**SOURCE DOCUMENT:**
Kiki Kapany Produces New Discovery Science Channel Documentary Highlighting the Unseen Side of Silicon Valley
Monday 19th March 2018, “Silicon Valley – The Untold Story” premiers on Discovery’s Science Channel at 8, 9 and 10pm.
San Francisco Bay Area’s Silicon Valley is a region that has spawned or nurtured not just new products but whole new industries, from vacuum tubes to radio, microchips to personal computers, genetic engineering, the internet, mobile devices, and social media. Home to Apple and Facebook, Intel and Google, there is no other place on earth that can rival its remarkable record of innovation.
Indian American Kiki Kapany has executive produced “Silicon Valley: The Untold Story,” a three-part documentary series about the cultural, technological and intellectual history of Silicon Valley. The documentary will premiere on Discovery Science Channel March 19. (Kikim.com photo)
The full scope and drama of the region’s evolution will be revealed in “Silicon Valley: The Untold Story,” a new Discovery Science Channel’s three-part documentary series produced by Kikim Media, co-founded by Indian American Kiki Kapany.
It is produced with support from the Alfred P. Sloan Foundation.
The documentary examines how Silicon Valley has managed to stay on the cutting edge of innovation for so long and why its success has been so difficult to duplicate.

**SUPPLIED INFORMATION:**
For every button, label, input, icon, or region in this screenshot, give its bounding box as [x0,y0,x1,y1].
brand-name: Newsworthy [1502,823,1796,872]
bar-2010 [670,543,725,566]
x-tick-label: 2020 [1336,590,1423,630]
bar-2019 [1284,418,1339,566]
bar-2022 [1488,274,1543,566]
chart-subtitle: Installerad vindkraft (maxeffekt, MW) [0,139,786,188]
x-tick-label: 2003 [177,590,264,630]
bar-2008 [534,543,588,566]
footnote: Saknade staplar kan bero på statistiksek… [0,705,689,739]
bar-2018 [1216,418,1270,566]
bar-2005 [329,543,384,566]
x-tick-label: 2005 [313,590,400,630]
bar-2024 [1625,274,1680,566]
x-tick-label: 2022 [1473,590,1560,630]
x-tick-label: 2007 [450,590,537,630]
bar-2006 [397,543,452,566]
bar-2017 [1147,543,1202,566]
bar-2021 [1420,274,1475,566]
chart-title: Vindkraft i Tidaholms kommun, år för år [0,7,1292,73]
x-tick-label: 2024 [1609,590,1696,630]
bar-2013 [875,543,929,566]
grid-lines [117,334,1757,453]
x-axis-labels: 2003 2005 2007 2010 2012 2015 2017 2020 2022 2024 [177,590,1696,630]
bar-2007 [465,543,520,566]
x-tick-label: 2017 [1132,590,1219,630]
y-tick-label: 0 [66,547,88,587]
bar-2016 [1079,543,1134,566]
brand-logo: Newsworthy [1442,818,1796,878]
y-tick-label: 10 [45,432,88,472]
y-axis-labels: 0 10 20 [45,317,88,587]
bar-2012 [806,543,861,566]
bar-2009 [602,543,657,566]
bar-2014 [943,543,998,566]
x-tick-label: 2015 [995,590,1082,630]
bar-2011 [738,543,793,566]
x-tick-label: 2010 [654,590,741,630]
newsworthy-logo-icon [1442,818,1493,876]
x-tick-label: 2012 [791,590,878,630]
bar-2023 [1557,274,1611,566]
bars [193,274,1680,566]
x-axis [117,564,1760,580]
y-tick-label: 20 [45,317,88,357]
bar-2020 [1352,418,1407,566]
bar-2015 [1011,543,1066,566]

**EXERCISE REQUIREMENTS:**
[a] In the article on the Silicon Valley documentary, rewrite the paragraph beginning "San Francisco Bay Area's Silicon Valley is a region" more concisely, keeping its main facts.
[b] Update the article on the Silicon Valley documentary by giving its text again, starting at "The full scope" and ending at "P. Sloan Foundation.", with "Kikim Media" replaced by "Kikim Studios".
[c] Go on with the article on the Silicon Valley documentary, picking up after its final sentence.

**RESULTS FOR EACH TASK:**
[a] Silicon Valley, in the San Francisco Bay Area, has produced or nurtured whole new industries: vacuum tubes, radio, microchips, personal computers, genetic engineering, the internet, mobile devices and social media. It is home to Apple, Facebook, Intel and Google, and no other place on earth can match its record of innovation.

[b]
The full scope and drama of the region’s evolution will be revealed in “Silicon Valley: The Untold Story,” a new Discovery Science Channel’s three-part documentary series produced by Kikim Studios, co-founded by Indian American Kiki Kapany.
It is produced with support from the Alfred P. Sloan Foundation.

[c]
It will provide a comprehensive look at the century-and-a-half history of this fascinating place and reveal how and why it became such a fertile ground for technological breakthroughs.
“Silicon Valley: The Untold Story,” which is set to premiere March 19 at 8/7c, talks to some of the most prominent innovators who helped make the region what it is today, and to the tech entrepreneurs who are leading the Valley into the future.
In the past, Kapany has helmed projects like the Emmy-nominated program, “In Defense of Food” (2015); “Capturing Grace” (2014), a one-hour observational film that documents the intersection between those who live with a movement disorder – Parkinson’s disease – and those who move for a living; and “Ending AIDS: The Search for a Vaccine” (2005), widely praised as a compelling chronicle of one of the world’s greatest biomedical research challenges.